◆ Work required: Copy out every line in the entries below that includes "calendar".

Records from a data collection
★ ★ ★
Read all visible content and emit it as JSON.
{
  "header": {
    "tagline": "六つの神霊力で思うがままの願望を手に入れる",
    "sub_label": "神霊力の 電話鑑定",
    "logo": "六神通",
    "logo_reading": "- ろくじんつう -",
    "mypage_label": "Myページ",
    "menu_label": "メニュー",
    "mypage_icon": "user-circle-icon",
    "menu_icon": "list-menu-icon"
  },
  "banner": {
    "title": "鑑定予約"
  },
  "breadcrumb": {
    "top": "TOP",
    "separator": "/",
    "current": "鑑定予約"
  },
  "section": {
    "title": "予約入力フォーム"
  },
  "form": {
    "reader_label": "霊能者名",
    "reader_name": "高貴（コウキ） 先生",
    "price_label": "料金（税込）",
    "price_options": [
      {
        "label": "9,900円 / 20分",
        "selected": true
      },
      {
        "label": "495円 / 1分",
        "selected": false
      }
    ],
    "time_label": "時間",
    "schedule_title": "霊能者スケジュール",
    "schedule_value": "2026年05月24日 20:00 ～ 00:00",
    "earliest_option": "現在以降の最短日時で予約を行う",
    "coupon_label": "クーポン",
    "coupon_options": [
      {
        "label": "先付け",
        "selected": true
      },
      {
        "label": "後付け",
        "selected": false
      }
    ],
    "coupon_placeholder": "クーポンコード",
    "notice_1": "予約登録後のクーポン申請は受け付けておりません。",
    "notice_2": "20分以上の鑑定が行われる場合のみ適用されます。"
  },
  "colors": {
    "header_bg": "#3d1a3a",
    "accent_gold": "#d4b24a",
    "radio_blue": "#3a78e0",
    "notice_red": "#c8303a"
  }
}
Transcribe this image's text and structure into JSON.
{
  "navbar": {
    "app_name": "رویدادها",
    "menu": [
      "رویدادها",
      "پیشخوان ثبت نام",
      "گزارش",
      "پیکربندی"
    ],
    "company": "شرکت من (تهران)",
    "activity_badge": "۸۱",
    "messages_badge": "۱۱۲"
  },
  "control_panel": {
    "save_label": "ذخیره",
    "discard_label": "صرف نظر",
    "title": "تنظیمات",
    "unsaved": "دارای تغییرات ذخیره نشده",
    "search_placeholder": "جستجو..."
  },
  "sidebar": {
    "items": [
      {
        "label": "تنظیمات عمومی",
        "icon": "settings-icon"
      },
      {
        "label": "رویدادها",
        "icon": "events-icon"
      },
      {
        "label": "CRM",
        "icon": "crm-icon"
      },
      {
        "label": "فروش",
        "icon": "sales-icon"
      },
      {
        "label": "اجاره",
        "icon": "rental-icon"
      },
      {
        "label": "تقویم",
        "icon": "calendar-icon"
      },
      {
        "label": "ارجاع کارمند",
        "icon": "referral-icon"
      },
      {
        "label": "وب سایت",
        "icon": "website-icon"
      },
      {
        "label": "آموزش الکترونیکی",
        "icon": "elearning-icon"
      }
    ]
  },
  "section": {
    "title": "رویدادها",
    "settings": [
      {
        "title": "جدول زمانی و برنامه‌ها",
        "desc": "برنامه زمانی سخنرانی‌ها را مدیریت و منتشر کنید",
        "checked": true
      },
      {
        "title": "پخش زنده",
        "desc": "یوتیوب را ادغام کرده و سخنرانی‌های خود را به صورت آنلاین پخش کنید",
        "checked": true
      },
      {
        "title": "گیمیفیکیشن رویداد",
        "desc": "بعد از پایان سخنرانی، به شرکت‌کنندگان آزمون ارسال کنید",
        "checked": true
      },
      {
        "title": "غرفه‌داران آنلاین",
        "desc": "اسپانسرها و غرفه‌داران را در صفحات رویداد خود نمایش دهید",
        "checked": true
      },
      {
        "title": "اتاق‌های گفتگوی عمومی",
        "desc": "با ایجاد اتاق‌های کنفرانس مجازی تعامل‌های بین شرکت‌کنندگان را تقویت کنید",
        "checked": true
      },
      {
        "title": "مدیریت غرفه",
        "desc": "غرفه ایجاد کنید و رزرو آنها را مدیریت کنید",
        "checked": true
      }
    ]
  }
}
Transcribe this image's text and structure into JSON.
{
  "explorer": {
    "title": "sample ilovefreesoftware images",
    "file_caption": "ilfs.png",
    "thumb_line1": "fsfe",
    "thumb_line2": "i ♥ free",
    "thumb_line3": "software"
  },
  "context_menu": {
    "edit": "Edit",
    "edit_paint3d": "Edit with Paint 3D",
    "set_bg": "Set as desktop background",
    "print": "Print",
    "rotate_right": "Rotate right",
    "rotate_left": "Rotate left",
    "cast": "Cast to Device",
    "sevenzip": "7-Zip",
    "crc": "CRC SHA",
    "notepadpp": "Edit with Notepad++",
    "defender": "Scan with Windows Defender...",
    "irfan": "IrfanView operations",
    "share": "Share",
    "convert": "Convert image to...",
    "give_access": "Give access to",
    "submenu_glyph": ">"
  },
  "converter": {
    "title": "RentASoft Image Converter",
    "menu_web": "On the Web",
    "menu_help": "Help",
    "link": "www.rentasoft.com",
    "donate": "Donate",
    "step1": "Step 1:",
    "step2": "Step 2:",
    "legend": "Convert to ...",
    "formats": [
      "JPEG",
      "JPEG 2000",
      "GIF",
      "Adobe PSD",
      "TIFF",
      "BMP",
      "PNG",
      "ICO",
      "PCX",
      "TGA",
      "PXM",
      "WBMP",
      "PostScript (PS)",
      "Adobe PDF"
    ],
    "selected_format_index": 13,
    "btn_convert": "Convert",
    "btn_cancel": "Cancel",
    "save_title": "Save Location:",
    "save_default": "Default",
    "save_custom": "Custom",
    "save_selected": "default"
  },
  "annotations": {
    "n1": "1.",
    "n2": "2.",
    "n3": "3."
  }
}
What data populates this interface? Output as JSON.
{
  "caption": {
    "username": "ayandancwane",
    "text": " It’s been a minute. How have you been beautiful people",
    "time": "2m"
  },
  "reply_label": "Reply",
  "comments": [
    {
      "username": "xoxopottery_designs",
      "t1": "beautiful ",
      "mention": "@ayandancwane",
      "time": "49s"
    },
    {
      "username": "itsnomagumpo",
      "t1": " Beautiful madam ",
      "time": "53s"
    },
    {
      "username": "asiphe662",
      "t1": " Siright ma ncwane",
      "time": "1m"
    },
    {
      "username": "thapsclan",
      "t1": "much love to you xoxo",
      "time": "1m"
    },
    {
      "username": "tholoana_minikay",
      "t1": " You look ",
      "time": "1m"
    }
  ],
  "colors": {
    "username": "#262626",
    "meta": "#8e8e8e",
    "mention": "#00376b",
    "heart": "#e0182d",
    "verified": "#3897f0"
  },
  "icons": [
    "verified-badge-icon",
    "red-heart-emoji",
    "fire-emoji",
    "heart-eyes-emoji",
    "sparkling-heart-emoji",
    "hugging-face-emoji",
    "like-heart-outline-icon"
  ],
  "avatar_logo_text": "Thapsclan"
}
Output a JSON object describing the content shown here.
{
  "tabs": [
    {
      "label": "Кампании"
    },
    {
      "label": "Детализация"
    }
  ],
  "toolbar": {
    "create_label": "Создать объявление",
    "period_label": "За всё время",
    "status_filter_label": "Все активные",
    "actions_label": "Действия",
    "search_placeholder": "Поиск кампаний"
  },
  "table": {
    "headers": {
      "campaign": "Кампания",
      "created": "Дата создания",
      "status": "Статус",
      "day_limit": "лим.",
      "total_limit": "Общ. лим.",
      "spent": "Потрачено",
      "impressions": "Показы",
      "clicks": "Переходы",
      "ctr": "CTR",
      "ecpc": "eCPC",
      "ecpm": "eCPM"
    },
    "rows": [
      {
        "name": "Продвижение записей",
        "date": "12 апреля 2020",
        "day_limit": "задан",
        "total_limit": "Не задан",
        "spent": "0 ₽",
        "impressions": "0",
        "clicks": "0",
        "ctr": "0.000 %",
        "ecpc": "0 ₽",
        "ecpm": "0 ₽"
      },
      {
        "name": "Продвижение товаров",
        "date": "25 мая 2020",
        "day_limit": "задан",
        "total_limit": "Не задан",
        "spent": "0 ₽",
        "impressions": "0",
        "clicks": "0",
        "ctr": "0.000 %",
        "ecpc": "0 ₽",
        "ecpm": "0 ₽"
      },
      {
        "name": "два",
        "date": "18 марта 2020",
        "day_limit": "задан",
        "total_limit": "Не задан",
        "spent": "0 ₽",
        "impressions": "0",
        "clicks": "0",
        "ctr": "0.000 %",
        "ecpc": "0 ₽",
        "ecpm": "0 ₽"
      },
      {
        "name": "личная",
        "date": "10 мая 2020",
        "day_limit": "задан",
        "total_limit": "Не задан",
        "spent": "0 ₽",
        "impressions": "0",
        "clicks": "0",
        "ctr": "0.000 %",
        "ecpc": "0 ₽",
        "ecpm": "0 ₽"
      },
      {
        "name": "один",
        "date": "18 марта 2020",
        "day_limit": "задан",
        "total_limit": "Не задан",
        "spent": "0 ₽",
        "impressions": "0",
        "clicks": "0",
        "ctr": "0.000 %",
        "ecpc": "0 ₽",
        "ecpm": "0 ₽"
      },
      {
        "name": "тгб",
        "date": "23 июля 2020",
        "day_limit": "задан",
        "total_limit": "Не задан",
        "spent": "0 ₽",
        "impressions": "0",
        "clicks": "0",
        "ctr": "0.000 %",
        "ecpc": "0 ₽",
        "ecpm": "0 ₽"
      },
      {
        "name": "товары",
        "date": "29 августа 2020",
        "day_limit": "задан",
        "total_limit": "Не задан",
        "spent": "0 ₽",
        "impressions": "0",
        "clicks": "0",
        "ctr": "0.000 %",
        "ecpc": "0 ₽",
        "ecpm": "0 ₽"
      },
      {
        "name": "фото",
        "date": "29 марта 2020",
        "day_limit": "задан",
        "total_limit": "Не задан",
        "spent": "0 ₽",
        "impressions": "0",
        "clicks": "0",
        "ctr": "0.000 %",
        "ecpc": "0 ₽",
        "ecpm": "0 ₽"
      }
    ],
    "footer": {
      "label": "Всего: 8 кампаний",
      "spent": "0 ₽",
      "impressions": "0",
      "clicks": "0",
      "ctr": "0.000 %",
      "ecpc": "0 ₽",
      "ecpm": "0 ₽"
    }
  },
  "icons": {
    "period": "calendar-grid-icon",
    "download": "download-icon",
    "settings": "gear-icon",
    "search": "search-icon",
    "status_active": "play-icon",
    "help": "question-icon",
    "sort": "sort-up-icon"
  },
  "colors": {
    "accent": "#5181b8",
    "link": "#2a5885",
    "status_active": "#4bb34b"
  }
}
★ ★ ★
◆ Response to this exercise:
        "icon": "calendar-icon"
    "period": "calendar-grid-icon",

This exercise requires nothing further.